## begin Recorded data

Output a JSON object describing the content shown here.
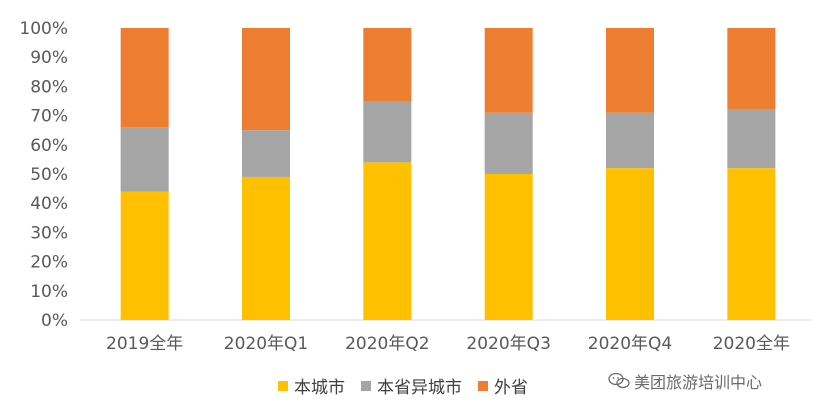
{
  "chart_data": {
    "type": "bar",
    "stacked": true,
    "categories": [
      "2019全年",
      "2020年Q1",
      "2020年Q2",
      "2020年Q3",
      "2020年Q4",
      "2020全年"
    ],
    "series": [
      {
        "name": "本城市",
        "color": "#FFC000",
        "values": [
          44,
          49,
          54,
          50,
          52,
          52
        ]
      },
      {
        "name": "本省异城市",
        "color": "#A5A5A5",
        "values": [
          22,
          16,
          21,
          21,
          19,
          20
        ]
      },
      {
        "name": "外省",
        "color": "#ED7D31",
        "values": [
          34,
          35,
          25,
          29,
          29,
          28
        ]
      }
    ],
    "ylim": [
      0,
      100
    ],
    "yticks": [
      "0%",
      "10%",
      "20%",
      "30%",
      "40%",
      "50%",
      "60%",
      "70%",
      "80%",
      "90%",
      "100%"
    ],
    "legend_position": "bottom",
    "grid": false
  },
  "watermark": {
    "text": "美团旅游培训中心",
    "icon": "wechat-icon"
  }
}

## end Recorded data

Exercise details ▸
Using the listing, say how many lines include the word "color", and add nothing else.

Finished answer ▸
3